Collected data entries
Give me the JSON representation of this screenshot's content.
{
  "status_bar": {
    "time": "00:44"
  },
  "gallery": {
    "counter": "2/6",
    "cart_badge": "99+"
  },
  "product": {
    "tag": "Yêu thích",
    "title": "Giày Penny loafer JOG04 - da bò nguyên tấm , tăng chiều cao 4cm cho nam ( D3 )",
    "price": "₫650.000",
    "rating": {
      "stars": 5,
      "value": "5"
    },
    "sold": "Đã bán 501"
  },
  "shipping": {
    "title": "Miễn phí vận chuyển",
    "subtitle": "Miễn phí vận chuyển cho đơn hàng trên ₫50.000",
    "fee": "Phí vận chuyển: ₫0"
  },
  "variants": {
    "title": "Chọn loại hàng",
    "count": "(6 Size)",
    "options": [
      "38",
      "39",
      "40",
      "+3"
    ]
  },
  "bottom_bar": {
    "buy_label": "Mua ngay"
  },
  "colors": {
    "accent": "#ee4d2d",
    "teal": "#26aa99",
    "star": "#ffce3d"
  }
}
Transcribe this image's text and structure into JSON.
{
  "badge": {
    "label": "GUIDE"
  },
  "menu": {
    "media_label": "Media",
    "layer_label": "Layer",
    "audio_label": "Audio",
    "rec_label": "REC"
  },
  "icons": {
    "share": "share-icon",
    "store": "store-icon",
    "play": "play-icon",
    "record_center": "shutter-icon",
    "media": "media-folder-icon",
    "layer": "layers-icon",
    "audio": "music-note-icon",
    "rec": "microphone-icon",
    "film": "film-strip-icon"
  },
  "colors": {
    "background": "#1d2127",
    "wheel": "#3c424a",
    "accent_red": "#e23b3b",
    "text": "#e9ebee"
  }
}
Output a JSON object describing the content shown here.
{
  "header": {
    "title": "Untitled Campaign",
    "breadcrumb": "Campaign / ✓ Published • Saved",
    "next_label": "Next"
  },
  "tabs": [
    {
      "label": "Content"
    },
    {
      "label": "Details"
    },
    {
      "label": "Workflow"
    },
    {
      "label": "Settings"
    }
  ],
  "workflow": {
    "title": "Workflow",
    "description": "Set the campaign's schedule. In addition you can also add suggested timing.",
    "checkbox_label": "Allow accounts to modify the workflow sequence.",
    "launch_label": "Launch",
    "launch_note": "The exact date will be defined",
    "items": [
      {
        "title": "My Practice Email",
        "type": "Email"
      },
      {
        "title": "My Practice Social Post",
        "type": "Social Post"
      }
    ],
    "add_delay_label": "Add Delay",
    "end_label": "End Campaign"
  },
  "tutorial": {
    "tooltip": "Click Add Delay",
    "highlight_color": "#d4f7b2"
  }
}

Task to complete: Write out exactly the lines of the entries above that run from the line containing "Output a JSON" through the last line, including both.

Answer below:
Output a JSON object describing the content shown here.
{
  "header": {
    "title": "Untitled Campaign",
    "breadcrumb": "Campaign / ✓ Published • Saved",
    "next_label": "Next"
  },
  "tabs": [
    {
      "label": "Content"
    },
    {
      "label": "Details"
    },
    {
      "label": "Workflow"
    },
    {
      "label": "Settings"
    }
  ],
  "workflow": {
    "title": "Workflow",
    "description": "Set the campaign's schedule. In addition you can also add suggested timing.",
    "checkbox_label": "Allow accounts to modify the workflow sequence.",
    "launch_label": "Launch",
    "launch_note": "The exact date will be defined",
    "items": [
      {
        "title": "My Practice Email",
        "type": "Email"
      },
      {
        "title": "My Practice Social Post",
        "type": "Social Post"
      }
    ],
    "add_delay_label": "Add Delay",
    "end_label": "End Campaign"
  },
  "tutorial": {
    "tooltip": "Click Add Delay",
    "highlight_color": "#d4f7b2"
  }
}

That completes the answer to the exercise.